PROMPT
Show all lines holding "screenshot".

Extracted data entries
---

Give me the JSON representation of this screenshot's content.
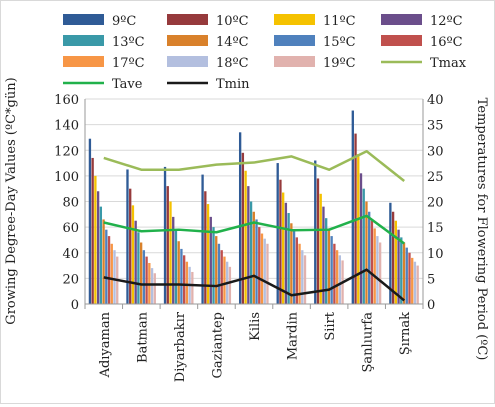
{
  "chart_data": {
    "type": "bar",
    "categories": [
      "Adıyaman",
      "Batman",
      "Diyarbakır",
      "Gaziantep",
      "Kilis",
      "Mardin",
      "Siirt",
      "Şanlıurfa",
      "Şırnak"
    ],
    "ylabel": "Growing Degree-Day Values (ºC*gün)",
    "y2label": "Temperatures for Flowering Period  (ºC)",
    "ylim": [
      0,
      160
    ],
    "yticks": [
      0,
      20,
      40,
      60,
      80,
      100,
      120,
      140,
      160
    ],
    "y2lim": [
      0,
      40
    ],
    "y2ticks": [
      0,
      5,
      10,
      15,
      20,
      25,
      30,
      35,
      40
    ],
    "legend_position": "top",
    "grid": true,
    "series": [
      {
        "name": "9ºC",
        "color": "#2f5b96",
        "values": [
          129,
          105,
          107,
          101,
          134,
          110,
          112,
          151,
          79
        ]
      },
      {
        "name": "10ºC",
        "color": "#963a3c",
        "values": [
          114,
          90,
          92,
          88,
          118,
          97,
          98,
          133,
          72
        ]
      },
      {
        "name": "11ºC",
        "color": "#f5c200",
        "values": [
          100,
          77,
          80,
          78,
          104,
          87,
          86,
          117,
          65
        ]
      },
      {
        "name": "12ºC",
        "color": "#6b4e8b",
        "values": [
          88,
          65,
          68,
          68,
          92,
          79,
          76,
          102,
          58
        ]
      },
      {
        "name": "13ºC",
        "color": "#3a99a8",
        "values": [
          76,
          56,
          57,
          60,
          80,
          71,
          67,
          90,
          52
        ]
      },
      {
        "name": "14ºC",
        "color": "#d9812b",
        "values": [
          66,
          48,
          49,
          53,
          72,
          63,
          59,
          80,
          48
        ]
      },
      {
        "name": "15ºC",
        "color": "#4f81bd",
        "values": [
          58,
          42,
          43,
          47,
          66,
          57,
          53,
          72,
          44
        ]
      },
      {
        "name": "16ºC",
        "color": "#c0504d",
        "values": [
          53,
          37,
          38,
          42,
          60,
          52,
          47,
          65,
          40
        ]
      },
      {
        "name": "17ºC",
        "color": "#f79646",
        "values": [
          47,
          32,
          33,
          37,
          55,
          47,
          42,
          59,
          36
        ]
      },
      {
        "name": "18ºC",
        "color": "#b3bfdf",
        "values": [
          42,
          28,
          29,
          33,
          51,
          42,
          38,
          53,
          33
        ]
      },
      {
        "name": "19ºC",
        "color": "#e1b2ae",
        "values": [
          37,
          24,
          25,
          29,
          47,
          38,
          34,
          48,
          30
        ]
      }
    ],
    "lines": [
      {
        "name": "Tmax",
        "color": "#9bbb59",
        "axis": "y2",
        "values": [
          28.5,
          26.2,
          26.2,
          27.2,
          27.6,
          28.8,
          26.2,
          29.8,
          24.0
        ]
      },
      {
        "name": "Tave",
        "color": "#21b14b",
        "axis": "y2",
        "values": [
          15.9,
          14.2,
          14.5,
          14.0,
          15.9,
          14.4,
          14.5,
          17.2,
          11.8
        ]
      },
      {
        "name": "Tmin",
        "color": "#1a1a1a",
        "axis": "y2",
        "values": [
          5.2,
          3.8,
          3.8,
          3.5,
          5.5,
          1.7,
          2.8,
          6.7,
          0.7
        ]
      }
    ]
  }
}
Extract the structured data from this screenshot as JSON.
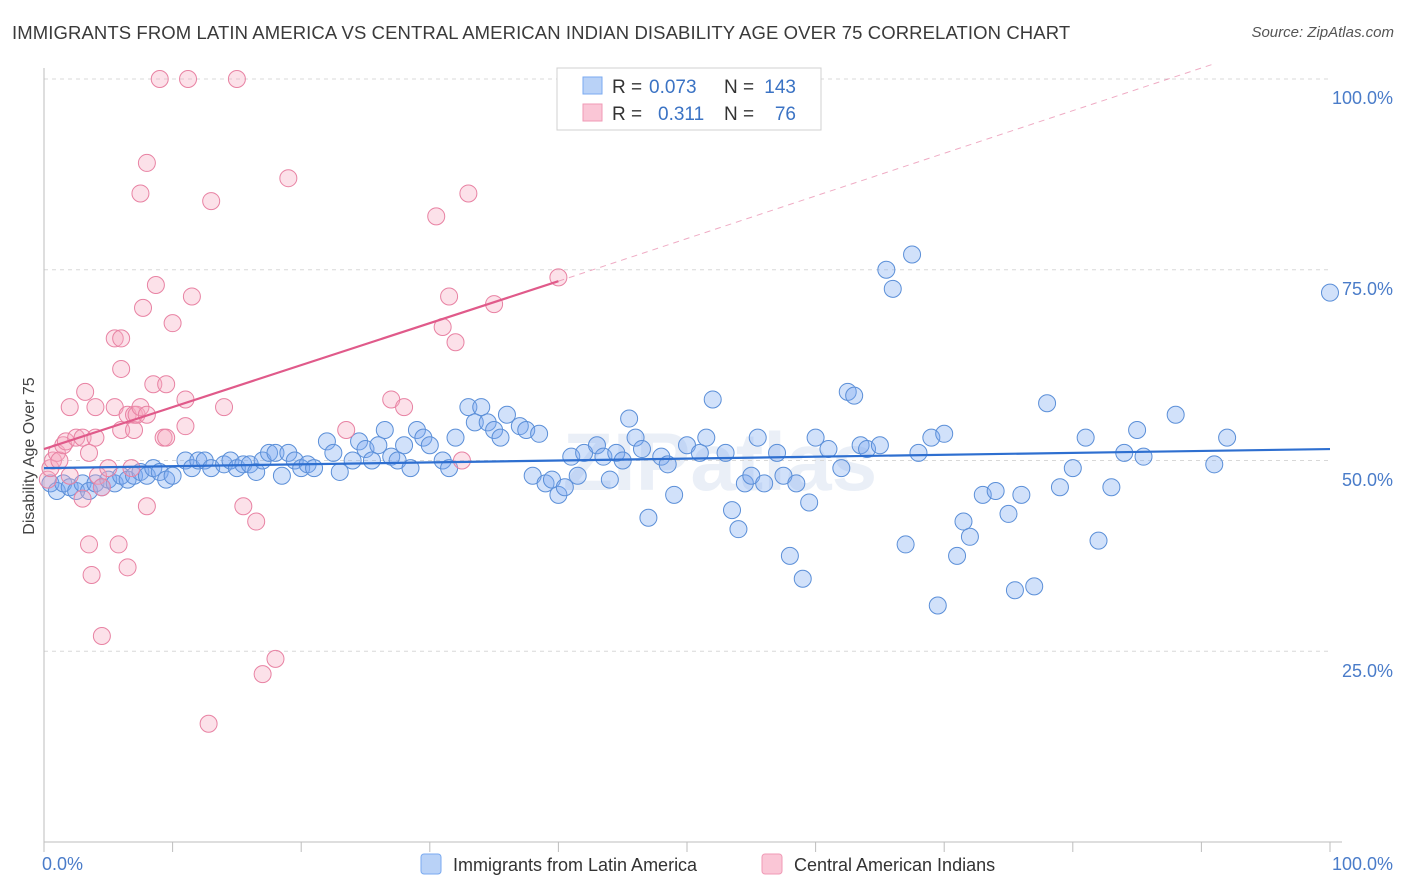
{
  "title": "IMMIGRANTS FROM LATIN AMERICA VS CENTRAL AMERICAN INDIAN DISABILITY AGE OVER 75 CORRELATION CHART",
  "source": "Source: ZipAtlas.com",
  "watermark": "ZIPatlas",
  "chart_data": {
    "type": "scatter",
    "xlabel": "",
    "ylabel": "Disability Age Over 75",
    "xlim": [
      0,
      100
    ],
    "ylim": [
      0,
      105
    ],
    "x_tick_labels": [
      "0.0%",
      "100.0%"
    ],
    "y_ticks": [
      25,
      50,
      75,
      100
    ],
    "y_tick_labels": [
      "25.0%",
      "50.0%",
      "75.0%",
      "100.0%"
    ],
    "legend": {
      "r_label": "R =",
      "n_label": "N =",
      "entries": [
        {
          "r": "0.073",
          "n": "143"
        },
        {
          "r": "0.311",
          "n": "76"
        }
      ]
    },
    "series": [
      {
        "name": "Immigrants from Latin America",
        "color": "#7aaaf0",
        "stroke": "#5b8fd8",
        "line_color": "#2e6fd0",
        "trend": {
          "x0": 0,
          "y0": 49,
          "x1": 100,
          "y1": 51.5
        },
        "points": [
          [
            0.5,
            47
          ],
          [
            1,
            46
          ],
          [
            1.5,
            47
          ],
          [
            2,
            46.5
          ],
          [
            2.5,
            46
          ],
          [
            3,
            47
          ],
          [
            3.5,
            46
          ],
          [
            4,
            47
          ],
          [
            4.5,
            46.5
          ],
          [
            5,
            47.5
          ],
          [
            5.5,
            47
          ],
          [
            6,
            48
          ],
          [
            6.5,
            47.5
          ],
          [
            7,
            48
          ],
          [
            7.5,
            48.5
          ],
          [
            8,
            48
          ],
          [
            8.5,
            49
          ],
          [
            9,
            48.5
          ],
          [
            9.5,
            47.5
          ],
          [
            10,
            48
          ],
          [
            11,
            50
          ],
          [
            11.5,
            49
          ],
          [
            12,
            50
          ],
          [
            12.5,
            50
          ],
          [
            13,
            49
          ],
          [
            14,
            49.5
          ],
          [
            14.5,
            50
          ],
          [
            15,
            49
          ],
          [
            15.5,
            49.5
          ],
          [
            16,
            49.5
          ],
          [
            16.5,
            48.5
          ],
          [
            17,
            50
          ],
          [
            17.5,
            51
          ],
          [
            18,
            51
          ],
          [
            18.5,
            48
          ],
          [
            19,
            51
          ],
          [
            19.5,
            50
          ],
          [
            20,
            49
          ],
          [
            20.5,
            49.5
          ],
          [
            21,
            49
          ],
          [
            22,
            52.5
          ],
          [
            22.5,
            51
          ],
          [
            23,
            48.5
          ],
          [
            24,
            50
          ],
          [
            24.5,
            52.5
          ],
          [
            25,
            51.5
          ],
          [
            25.5,
            50
          ],
          [
            26,
            52
          ],
          [
            26.5,
            54
          ],
          [
            27,
            50.5
          ],
          [
            27.5,
            50
          ],
          [
            28,
            52
          ],
          [
            28.5,
            49
          ],
          [
            29,
            54
          ],
          [
            29.5,
            53
          ],
          [
            30,
            52
          ],
          [
            31,
            50
          ],
          [
            31.5,
            49
          ],
          [
            32,
            53
          ],
          [
            33,
            57
          ],
          [
            33.5,
            55
          ],
          [
            34,
            57
          ],
          [
            34.5,
            55
          ],
          [
            35,
            54
          ],
          [
            35.5,
            53
          ],
          [
            36,
            56
          ],
          [
            37,
            54.5
          ],
          [
            37.5,
            54
          ],
          [
            38,
            48
          ],
          [
            38.5,
            53.5
          ],
          [
            39,
            47
          ],
          [
            39.5,
            47.5
          ],
          [
            40,
            45.5
          ],
          [
            40.5,
            46.5
          ],
          [
            41,
            50.5
          ],
          [
            41.5,
            48
          ],
          [
            42,
            51
          ],
          [
            43,
            52
          ],
          [
            43.5,
            50.5
          ],
          [
            44,
            47.5
          ],
          [
            44.5,
            51
          ],
          [
            45,
            50
          ],
          [
            45.5,
            55.5
          ],
          [
            46,
            53
          ],
          [
            46.5,
            51.5
          ],
          [
            47,
            42.5
          ],
          [
            48,
            50.5
          ],
          [
            48.5,
            49.5
          ],
          [
            49,
            45.5
          ],
          [
            50,
            52
          ],
          [
            51,
            51
          ],
          [
            51.5,
            53
          ],
          [
            52,
            58
          ],
          [
            53,
            51
          ],
          [
            53.5,
            43.5
          ],
          [
            54,
            41
          ],
          [
            54.5,
            47
          ],
          [
            55,
            48
          ],
          [
            55.5,
            53
          ],
          [
            56,
            47
          ],
          [
            57,
            51
          ],
          [
            57.5,
            48
          ],
          [
            58,
            37.5
          ],
          [
            58.5,
            47
          ],
          [
            59,
            34.5
          ],
          [
            59.5,
            44.5
          ],
          [
            60,
            53
          ],
          [
            61,
            51.5
          ],
          [
            62,
            49
          ],
          [
            62.5,
            59
          ],
          [
            63,
            58.5
          ],
          [
            63.5,
            52
          ],
          [
            64,
            51.5
          ],
          [
            65,
            52
          ],
          [
            65.5,
            75
          ],
          [
            66,
            72.5
          ],
          [
            67,
            39
          ],
          [
            67.5,
            77
          ],
          [
            68,
            51
          ],
          [
            69,
            53
          ],
          [
            69.5,
            31
          ],
          [
            70,
            53.5
          ],
          [
            71,
            37.5
          ],
          [
            71.5,
            42
          ],
          [
            72,
            40
          ],
          [
            73,
            45.5
          ],
          [
            74,
            46
          ],
          [
            75,
            43
          ],
          [
            75.5,
            33
          ],
          [
            76,
            45.5
          ],
          [
            77,
            33.5
          ],
          [
            78,
            57.5
          ],
          [
            79,
            46.5
          ],
          [
            80,
            49
          ],
          [
            81,
            53
          ],
          [
            82,
            39.5
          ],
          [
            83,
            46.5
          ],
          [
            84,
            51
          ],
          [
            85,
            54
          ],
          [
            85.5,
            50.5
          ],
          [
            88,
            56
          ],
          [
            91,
            49.5
          ],
          [
            92,
            53
          ],
          [
            100,
            72
          ]
        ]
      },
      {
        "name": "Central American Indians",
        "color": "#f7a8c0",
        "stroke": "#e882a3",
        "line_color": "#e05a8a",
        "trend": {
          "x0": 0,
          "y0": 51.5,
          "x1": 40,
          "y1": 73.5
        },
        "trend_ext": {
          "x0": 40,
          "y0": 73.5,
          "x1": 91,
          "y1": 102
        },
        "points": [
          [
            0.3,
            47.5
          ],
          [
            0.5,
            49
          ],
          [
            0.7,
            50
          ],
          [
            1,
            51
          ],
          [
            1.2,
            50
          ],
          [
            1.5,
            52
          ],
          [
            1.7,
            52.5
          ],
          [
            2,
            48
          ],
          [
            2,
            57
          ],
          [
            2.5,
            53
          ],
          [
            3,
            53
          ],
          [
            3,
            45
          ],
          [
            3.2,
            59
          ],
          [
            3.5,
            51
          ],
          [
            3.5,
            39
          ],
          [
            3.7,
            35
          ],
          [
            4,
            57
          ],
          [
            4,
            53
          ],
          [
            4.2,
            48
          ],
          [
            4.5,
            27
          ],
          [
            4.5,
            46.5
          ],
          [
            5,
            49
          ],
          [
            5.5,
            66
          ],
          [
            5.5,
            57
          ],
          [
            5.8,
            39
          ],
          [
            6,
            66
          ],
          [
            6,
            62
          ],
          [
            6,
            54
          ],
          [
            6.5,
            56
          ],
          [
            6.5,
            36
          ],
          [
            6.8,
            49
          ],
          [
            7,
            56
          ],
          [
            7,
            54
          ],
          [
            7.2,
            56
          ],
          [
            7.5,
            57
          ],
          [
            7.5,
            85
          ],
          [
            7.7,
            70
          ],
          [
            8,
            56
          ],
          [
            8,
            89
          ],
          [
            8,
            44
          ],
          [
            8.5,
            60
          ],
          [
            8.7,
            73
          ],
          [
            9,
            100
          ],
          [
            9.3,
            53
          ],
          [
            9.5,
            53
          ],
          [
            9.5,
            60
          ],
          [
            10,
            68
          ],
          [
            11,
            54.5
          ],
          [
            11,
            58
          ],
          [
            11.2,
            100
          ],
          [
            11.5,
            71.5
          ],
          [
            13,
            84
          ],
          [
            14,
            57
          ],
          [
            15,
            100
          ],
          [
            15.5,
            44
          ],
          [
            16.5,
            42
          ],
          [
            17,
            22
          ],
          [
            18,
            24
          ],
          [
            19,
            87
          ],
          [
            12.8,
            15.5
          ],
          [
            23.5,
            54
          ],
          [
            27,
            58
          ],
          [
            28,
            57
          ],
          [
            30.5,
            82
          ],
          [
            31,
            67.5
          ],
          [
            31.5,
            71.5
          ],
          [
            32,
            65.5
          ],
          [
            32.5,
            50
          ],
          [
            33,
            85
          ],
          [
            35,
            70.5
          ],
          [
            40,
            74
          ]
        ]
      }
    ]
  }
}
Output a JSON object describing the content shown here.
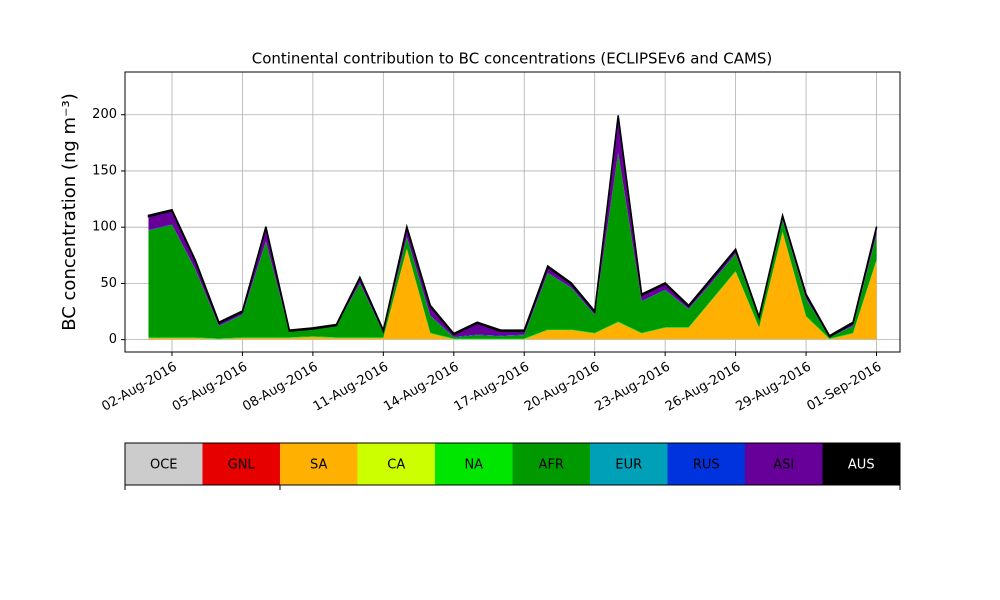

---

WRITTEN SOLUTION
Give me the JSON representation of this screenshot's content.
Extract the structured data from this screenshot as JSON.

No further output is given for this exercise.